> **EXERCISE MATERIAL**:

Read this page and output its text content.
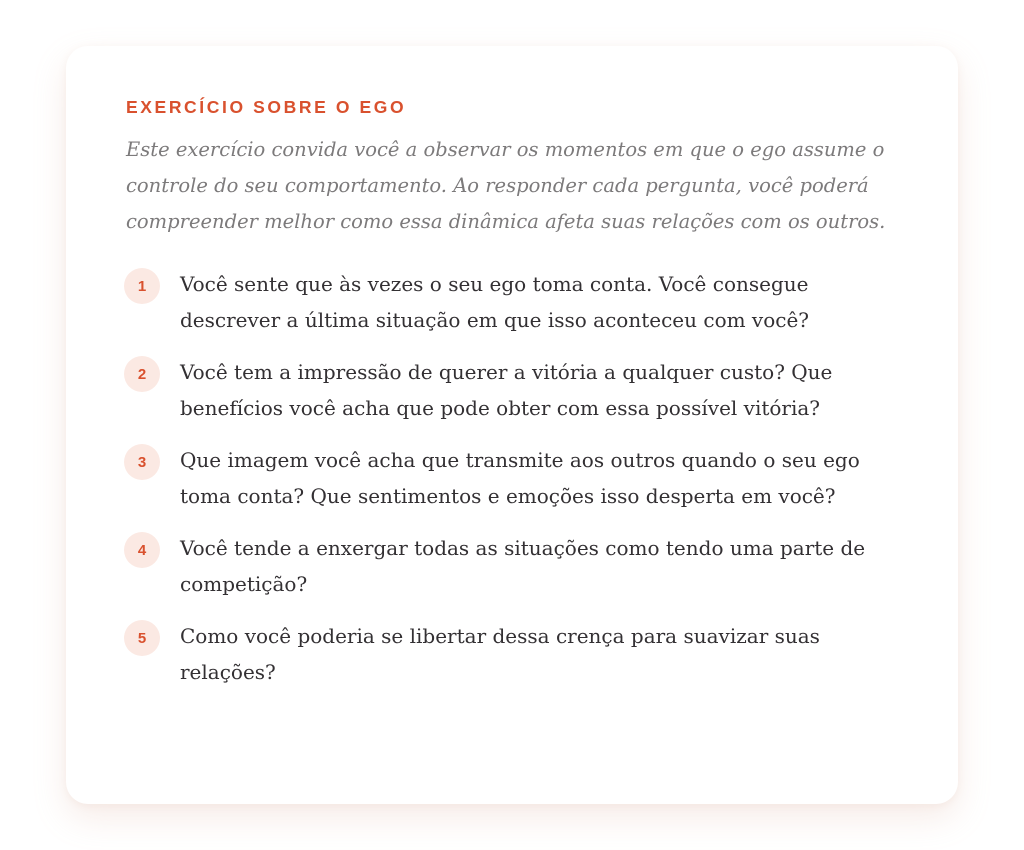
EXERCÍCIO SOBRE O EGO

Este exercício convida você a observar os momentos em que o ego assume o controle do seu comportamento. Ao responder cada pergunta, você poderá compreender melhor como essa dinâmica afeta suas relações com os outros.

1	Você sente que às vezes o seu ego toma conta. Você consegue descrever a última situação em que isso aconteceu com você?
2	Você tem a impressão de querer a vitória a qualquer custo? Que benefícios você acha que pode obter com essa possível vitória?
3	Que imagem você acha que transmite aos outros quando o seu ego toma conta? Que sentimentos e emoções isso desperta em você?
4	Você tende a enxergar todas as situações como tendo uma parte de competição?
5	Como você poderia se libertar dessa crença para suavizar suas relações?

> **REQUIREMENT**: Your job is to transcribe the entries above exactly; skip the pictures.

> **RESULT**:
Read this page and output its text content.
EXERCÍCIO SOBRE O EGO

Este exercício convida você a observar os momentos em que o ego assume o controle do seu comportamento. Ao responder cada pergunta, você poderá compreender melhor como essa dinâmica afeta suas relações com os outros.

1	Você sente que às vezes o seu ego toma conta. Você consegue descrever a última situação em que isso aconteceu com você?
2	Você tem a impressão de querer a vitória a qualquer custo? Que benefícios você acha que pode obter com essa possível vitória?
3	Que imagem você acha que transmite aos outros quando o seu ego toma conta? Que sentimentos e emoções isso desperta em você?
4	Você tende a enxergar todas as situações como tendo uma parte de competição?
5	Como você poderia se libertar dessa crença para suavizar suas relações?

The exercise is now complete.